AIM: Produce a word-for-word copy of the listing below without its pictures.

Entries from a visual dataset
+ + + + + + +
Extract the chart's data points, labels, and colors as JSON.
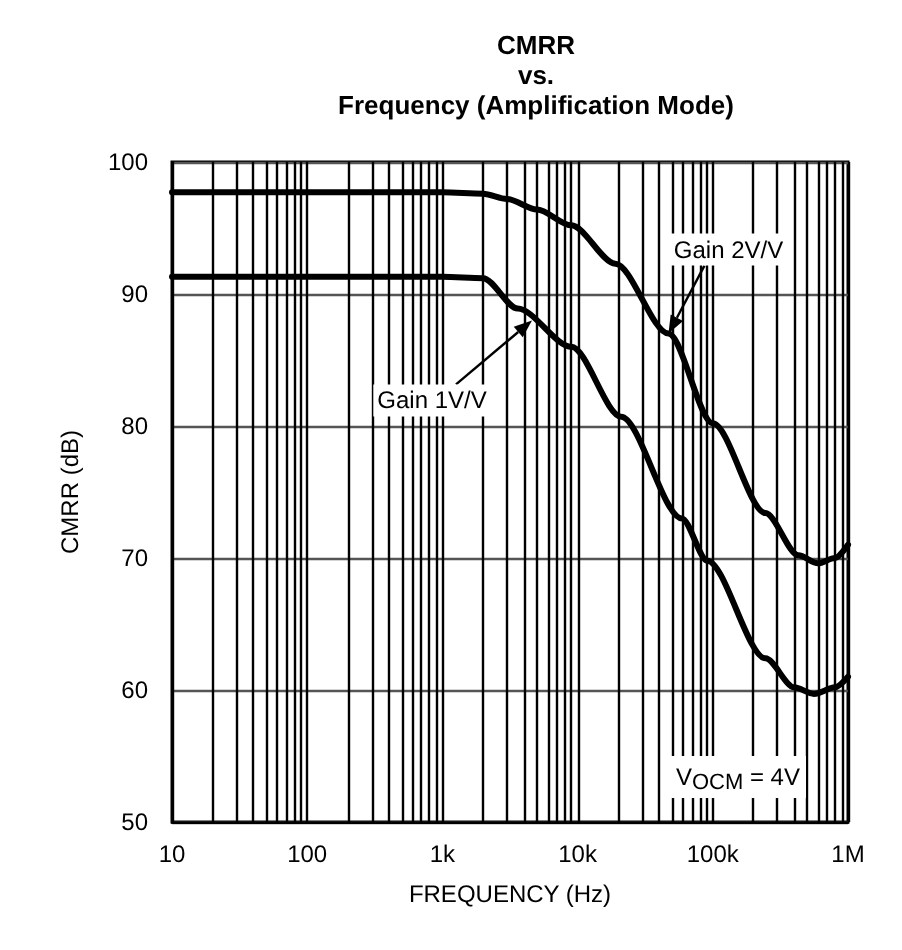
{
  "chart_data": {
    "type": "line",
    "title": "CMRR\nvs.\nFrequency (Amplification Mode)",
    "xlabel": "FREQUENCY (Hz)",
    "ylabel": "CMRR (dB)",
    "log": "x",
    "grid": true,
    "marker": "none",
    "line_style": "solid",
    "xlim": [
      10,
      1000000
    ],
    "ylim": [
      50,
      100
    ],
    "xticks": [
      {
        "value": 10,
        "label": "10"
      },
      {
        "value": 20,
        "label": null
      },
      {
        "value": 30,
        "label": null
      },
      {
        "value": 40,
        "label": null
      },
      {
        "value": 50,
        "label": null
      },
      {
        "value": 60,
        "label": null
      },
      {
        "value": 70,
        "label": null
      },
      {
        "value": 80,
        "label": null
      },
      {
        "value": 90,
        "label": null
      },
      {
        "value": 100,
        "label": "100"
      },
      {
        "value": 200,
        "label": null
      },
      {
        "value": 300,
        "label": null
      },
      {
        "value": 400,
        "label": null
      },
      {
        "value": 500,
        "label": null
      },
      {
        "value": 600,
        "label": null
      },
      {
        "value": 700,
        "label": null
      },
      {
        "value": 800,
        "label": null
      },
      {
        "value": 900,
        "label": null
      },
      {
        "value": 1000,
        "label": "1k"
      },
      {
        "value": 2000,
        "label": null
      },
      {
        "value": 3000,
        "label": null
      },
      {
        "value": 4000,
        "label": null
      },
      {
        "value": 5000,
        "label": null
      },
      {
        "value": 6000,
        "label": null
      },
      {
        "value": 7000,
        "label": null
      },
      {
        "value": 8000,
        "label": null
      },
      {
        "value": 9000,
        "label": null
      },
      {
        "value": 10000,
        "label": "10k"
      },
      {
        "value": 20000,
        "label": null
      },
      {
        "value": 30000,
        "label": null
      },
      {
        "value": 40000,
        "label": null
      },
      {
        "value": 50000,
        "label": null
      },
      {
        "value": 60000,
        "label": null
      },
      {
        "value": 70000,
        "label": null
      },
      {
        "value": 80000,
        "label": null
      },
      {
        "value": 90000,
        "label": null
      },
      {
        "value": 100000,
        "label": "100k"
      },
      {
        "value": 200000,
        "label": null
      },
      {
        "value": 300000,
        "label": null
      },
      {
        "value": 400000,
        "label": null
      },
      {
        "value": 500000,
        "label": null
      },
      {
        "value": 600000,
        "label": null
      },
      {
        "value": 700000,
        "label": null
      },
      {
        "value": 800000,
        "label": null
      },
      {
        "value": 900000,
        "label": null
      },
      {
        "value": 1000000,
        "label": "1M"
      }
    ],
    "yticks": [
      50,
      60,
      70,
      80,
      90,
      100
    ],
    "series": [
      {
        "color": "#000000",
        "x": [
          10,
          100,
          1000,
          2000,
          3000,
          5000,
          9000,
          19000,
          47000,
          100000,
          245000,
          430000,
          600000,
          800000,
          1000000
        ],
        "values": [
          97.7,
          97.7,
          97.7,
          97.6,
          97.2,
          96.4,
          95.2,
          92.3,
          87,
          80.2,
          73.4,
          70.2,
          69.6,
          70,
          71
        ]
      },
      {
        "color": "#000000",
        "x": [
          10,
          100,
          1000,
          2000,
          3600,
          9000,
          21000,
          59000,
          91000,
          245000,
          400000,
          560000,
          800000,
          1000000
        ],
        "values": [
          91.3,
          91.3,
          91.3,
          91.2,
          88.9,
          86,
          80.7,
          73,
          69.8,
          62.4,
          60.2,
          59.7,
          60.2,
          61
        ]
      }
    ],
    "annotations": [
      {
        "text": "Gain 2V/V",
        "x": 47000,
        "y": 87
      },
      {
        "text": "Gain 1V/V",
        "x": 4600,
        "y": 88
      },
      "V$_{OCM}$ = 4V"
    ]
  }
}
+ + + + + + +
FULL SOLUTION:
Extract the chart's data points, labels, and colors as JSON.
{
  "chart_data": {
    "type": "line",
    "title": "CMRR\nvs.\nFrequency (Amplification Mode)",
    "xlabel": "FREQUENCY (Hz)",
    "ylabel": "CMRR (dB)",
    "log": "x",
    "grid": true,
    "marker": "none",
    "line_style": "solid",
    "xlim": [
      10,
      1000000
    ],
    "ylim": [
      50,
      100
    ],
    "xticks": [
      {
        "value": 10,
        "label": "10"
      },
      {
        "value": 20,
        "label": null
      },
      {
        "value": 30,
        "label": null
      },
      {
        "value": 40,
        "label": null
      },
      {
        "value": 50,
        "label": null
      },
      {
        "value": 60,
        "label": null
      },
      {
        "value": 70,
        "label": null
      },
      {
        "value": 80,
        "label": null
      },
      {
        "value": 90,
        "label": null
      },
      {
        "value": 100,
        "label": "100"
      },
      {
        "value": 200,
        "label": null
      },
      {
        "value": 300,
        "label": null
      },
      {
        "value": 400,
        "label": null
      },
      {
        "value": 500,
        "label": null
      },
      {
        "value": 600,
        "label": null
      },
      {
        "value": 700,
        "label": null
      },
      {
        "value": 800,
        "label": null
      },
      {
        "value": 900,
        "label": null
      },
      {
        "value": 1000,
        "label": "1k"
      },
      {
        "value": 2000,
        "label": null
      },
      {
        "value": 3000,
        "label": null
      },
      {
        "value": 4000,
        "label": null
      },
      {
        "value": 5000,
        "label": null
      },
      {
        "value": 6000,
        "label": null
      },
      {
        "value": 7000,
        "label": null
      },
      {
        "value": 8000,
        "label": null
      },
      {
        "value": 9000,
        "label": null
      },
      {
        "value": 10000,
        "label": "10k"
      },
      {
        "value": 20000,
        "label": null
      },
      {
        "value": 30000,
        "label": null
      },
      {
        "value": 40000,
        "label": null
      },
      {
        "value": 50000,
        "label": null
      },
      {
        "value": 60000,
        "label": null
      },
      {
        "value": 70000,
        "label": null
      },
      {
        "value": 80000,
        "label": null
      },
      {
        "value": 90000,
        "label": null
      },
      {
        "value": 100000,
        "label": "100k"
      },
      {
        "value": 200000,
        "label": null
      },
      {
        "value": 300000,
        "label": null
      },
      {
        "value": 400000,
        "label": null
      },
      {
        "value": 500000,
        "label": null
      },
      {
        "value": 600000,
        "label": null
      },
      {
        "value": 700000,
        "label": null
      },
      {
        "value": 800000,
        "label": null
      },
      {
        "value": 900000,
        "label": null
      },
      {
        "value": 1000000,
        "label": "1M"
      }
    ],
    "yticks": [
      50,
      60,
      70,
      80,
      90,
      100
    ],
    "series": [
      {
        "color": "#000000",
        "x": [
          10,
          100,
          1000,
          2000,
          3000,
          5000,
          9000,
          19000,
          47000,
          100000,
          245000,
          430000,
          600000,
          800000,
          1000000
        ],
        "values": [
          97.7,
          97.7,
          97.7,
          97.6,
          97.2,
          96.4,
          95.2,
          92.3,
          87,
          80.2,
          73.4,
          70.2,
          69.6,
          70,
          71
        ]
      },
      {
        "color": "#000000",
        "x": [
          10,
          100,
          1000,
          2000,
          3600,
          9000,
          21000,
          59000,
          91000,
          245000,
          400000,
          560000,
          800000,
          1000000
        ],
        "values": [
          91.3,
          91.3,
          91.3,
          91.2,
          88.9,
          86,
          80.7,
          73,
          69.8,
          62.4,
          60.2,
          59.7,
          60.2,
          61
        ]
      }
    ],
    "annotations": [
      {
        "text": "Gain 2V/V",
        "x": 47000,
        "y": 87
      },
      {
        "text": "Gain 1V/V",
        "x": 4600,
        "y": 88
      },
      "V$_{OCM}$ = 4V"
    ]
  }
}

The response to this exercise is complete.